Short problem =
Every line that holds "тому" should be shown.

Entries supplied =

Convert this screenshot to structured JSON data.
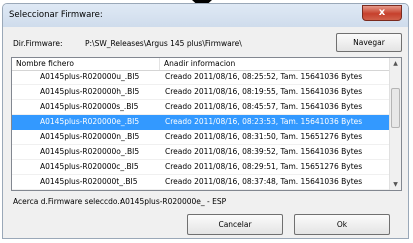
{
  "dialog": {
    "title": "Seleccionar Firmware:",
    "close_glyph": "x",
    "dir_label": "Dir.Firmware:",
    "dir_path": "P:\\SW_Releases\\Argus 145 plus\\Firmware\\",
    "browse_label": "Navegar",
    "columns": [
      "Nombre fichero",
      "Anadir informacion"
    ],
    "rows": [
      {
        "name": "A0145plus-R020000u_.BI5",
        "info": "Creado 2011/08/16, 08:25:52, Tam. 15641036 Bytes",
        "selected": false
      },
      {
        "name": "A0145plus-R020000h_.BI5",
        "info": "Creado 2011/08/16, 08:19:55, Tam. 15641036 Bytes",
        "selected": false
      },
      {
        "name": "A0145plus-R020000s_.BI5",
        "info": "Creado 2011/08/16, 08:45:57, Tam. 15641036 Bytes",
        "selected": false
      },
      {
        "name": "A0145plus-R020000e_.BI5",
        "info": "Creado 2011/08/16, 08:23:53, Tam. 15641036 Bytes",
        "selected": true
      },
      {
        "name": "A0145plus-R020000n_.BI5",
        "info": "Creado 2011/08/16, 08:31:50, Tam. 15651276 Bytes",
        "selected": false
      },
      {
        "name": "A0145plus-R020000o_.BI5",
        "info": "Creado 2011/08/16, 08:39:52, Tam. 15641036 Bytes",
        "selected": false
      },
      {
        "name": "A0145plus-R020000c_.BI5",
        "info": "Creado 2011/08/16, 08:29:51, Tam. 15651276 Bytes",
        "selected": false
      },
      {
        "name": "A0145plus-R020000t_.BI5",
        "info": "Creado 2011/08/16, 08:37:48, Tam. 15641036 Bytes",
        "selected": false
      }
    ],
    "about_label": "Acerca d.Firmware seleccdo.:",
    "about_value": "A0145plus-R020000e_ - ESP",
    "cancel_label": "Cancelar",
    "ok_label": "Ok",
    "colors": {
      "selection": "#3399ff",
      "titlebar": "#dfe9f5",
      "close": "#c6402c"
    }
  }
}
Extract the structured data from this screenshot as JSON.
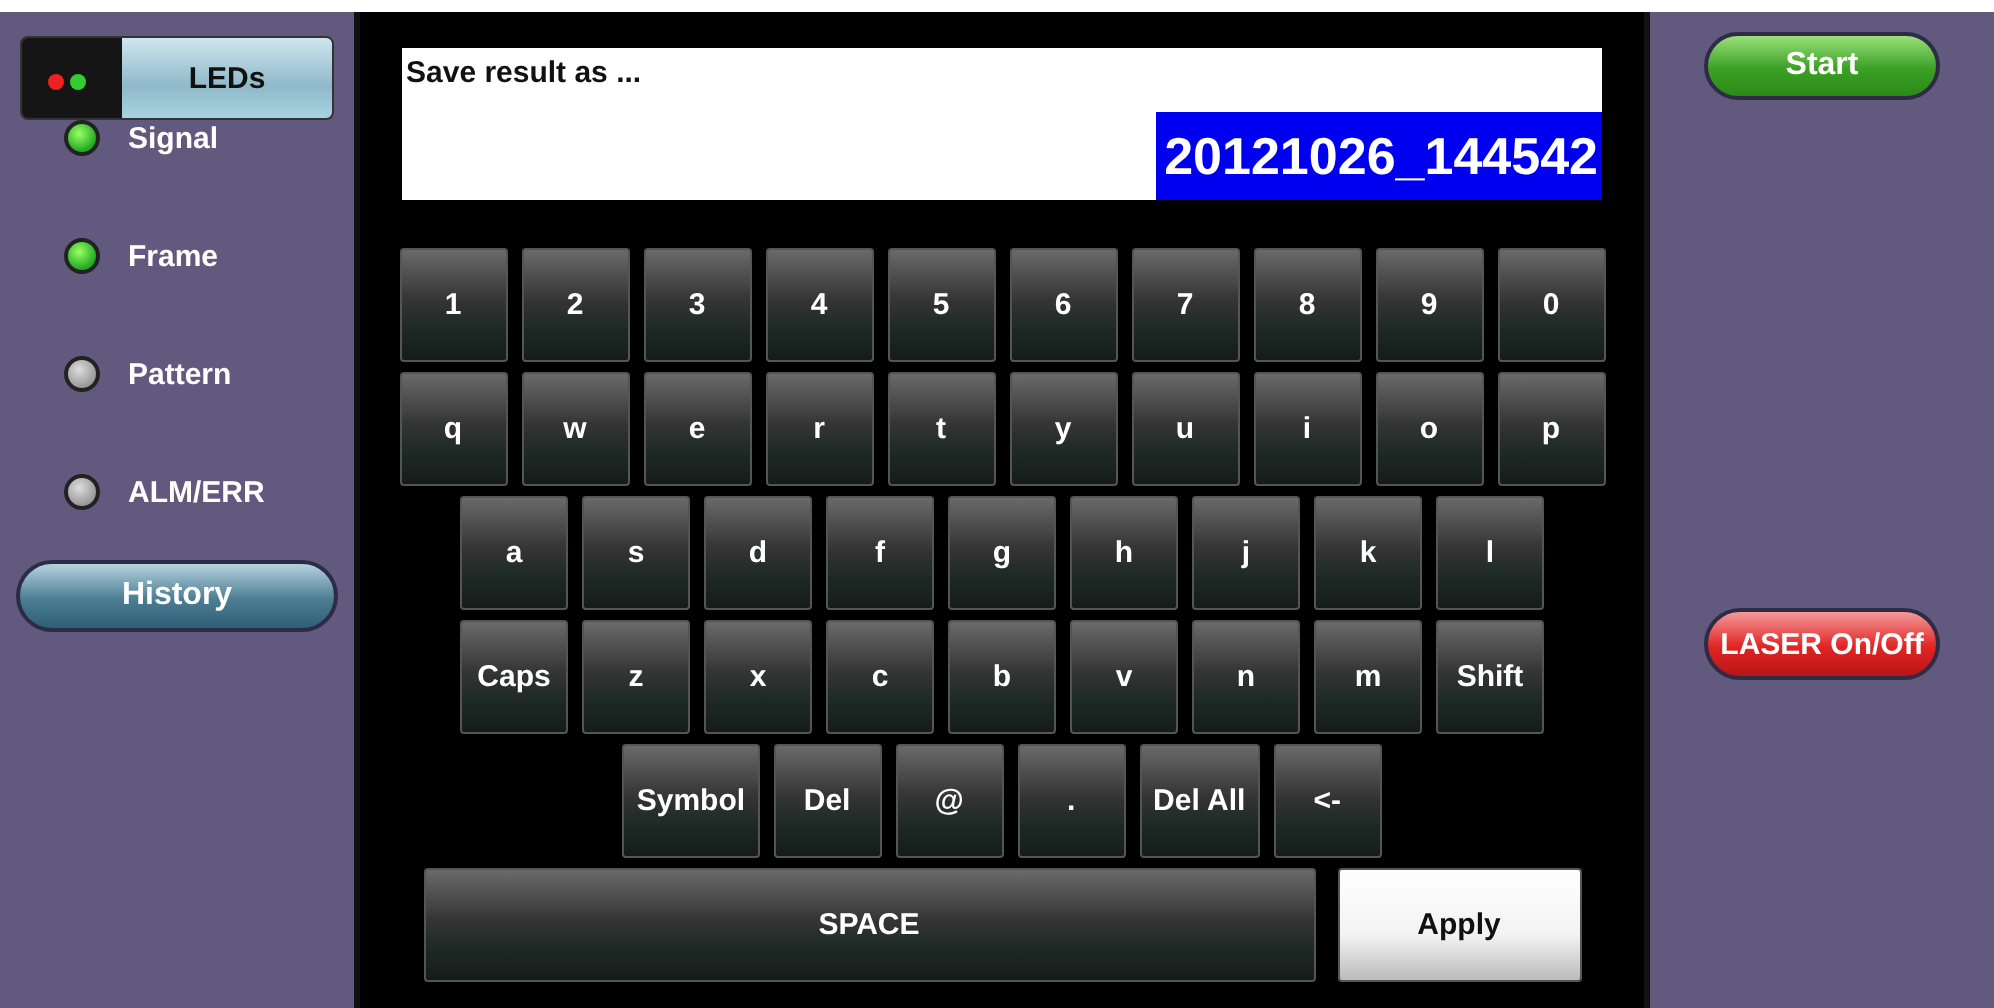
{
  "left_panel": {
    "leds_tab": {
      "label": "LEDs"
    },
    "leds": [
      {
        "label": "Signal",
        "on": true
      },
      {
        "label": "Frame",
        "on": true
      },
      {
        "label": "Pattern",
        "on": false
      },
      {
        "label": "ALM/ERR",
        "on": false
      }
    ],
    "history_button": "History"
  },
  "save_field": {
    "label": "Save result as ...",
    "value": "20121026_144542",
    "selected": true
  },
  "keyboard": {
    "rows": [
      [
        {
          "label": "1"
        },
        {
          "label": "2"
        },
        {
          "label": "3"
        },
        {
          "label": "4"
        },
        {
          "label": "5"
        },
        {
          "label": "6"
        },
        {
          "label": "7"
        },
        {
          "label": "8"
        },
        {
          "label": "9"
        },
        {
          "label": "0"
        }
      ],
      [
        {
          "label": "q"
        },
        {
          "label": "w"
        },
        {
          "label": "e"
        },
        {
          "label": "r"
        },
        {
          "label": "t"
        },
        {
          "label": "y"
        },
        {
          "label": "u"
        },
        {
          "label": "i"
        },
        {
          "label": "o"
        },
        {
          "label": "p"
        }
      ],
      [
        {
          "label": "a"
        },
        {
          "label": "s"
        },
        {
          "label": "d"
        },
        {
          "label": "f"
        },
        {
          "label": "g"
        },
        {
          "label": "h"
        },
        {
          "label": "j"
        },
        {
          "label": "k"
        },
        {
          "label": "l"
        }
      ],
      [
        {
          "label": "Caps"
        },
        {
          "label": "z"
        },
        {
          "label": "x"
        },
        {
          "label": "c"
        },
        {
          "label": "b"
        },
        {
          "label": "v"
        },
        {
          "label": "n"
        },
        {
          "label": "m"
        },
        {
          "label": "Shift"
        }
      ],
      [
        {
          "label": "Symbol"
        },
        {
          "label": "Del"
        },
        {
          "label": "@"
        },
        {
          "label": "."
        },
        {
          "label": "Del All"
        },
        {
          "label": "<-"
        }
      ]
    ],
    "space_key": "SPACE",
    "apply_button": "Apply"
  },
  "right_panel": {
    "start_button": "Start",
    "laser_button": "LASER On/Off"
  }
}
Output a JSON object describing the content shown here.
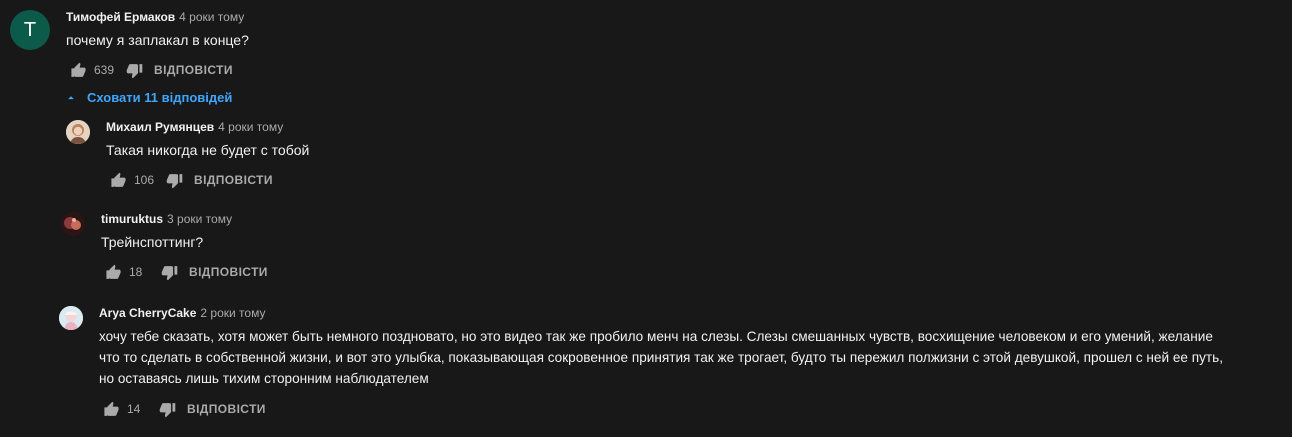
{
  "top_comment": {
    "avatar_letter": "T",
    "author": "Тимофей Ермаков",
    "time": "4 роки тому",
    "text": "почему я заплакал в конце?",
    "likes": "639",
    "reply_label": "ВІДПОВІСТИ"
  },
  "replies_toggle": {
    "label": "Сховати 11 відповідей"
  },
  "replies": [
    {
      "author": "Михаил Румянцев",
      "time": "4 роки тому",
      "text": "Такая никогда не будет с тобой",
      "likes": "106",
      "reply_label": "ВІДПОВІСТИ"
    },
    {
      "author": "timuruktus",
      "time": "3 роки тому",
      "text": "Трейнспоттинг?",
      "likes": "18",
      "reply_label": "ВІДПОВІСТИ"
    },
    {
      "author": "Arya CherryCake",
      "time": "2 роки тому",
      "text": "хочу тебе сказать, хотя может быть немного поздновато, но это видео так же пробило менч на слезы. Слезы смешанных чувств, восхищение человеком и его умений, желание\nчто то сделать в собственной жизни, и вот это улыбка, показывающая сокровенное принятия так же трогает, будто ты пережил полжизни с этой девушкой, прошел с ней ее путь,\nно оставаясь лишь тихим сторонним наблюдателем",
      "likes": "14",
      "reply_label": "ВІДПОВІСТИ"
    }
  ],
  "colors": {
    "background": "#181818",
    "link": "#3ea6ff",
    "secondary_text": "#aaaaaa",
    "avatar_bg": "#0b5a4a"
  },
  "icons": [
    "thumb-up-icon",
    "thumb-down-icon",
    "chevron-up-icon"
  ]
}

Task result =
    "time": "4 роки тому",
      "time": "4 роки тому",
      "time": "3 роки тому",
      "time": "2 роки тому",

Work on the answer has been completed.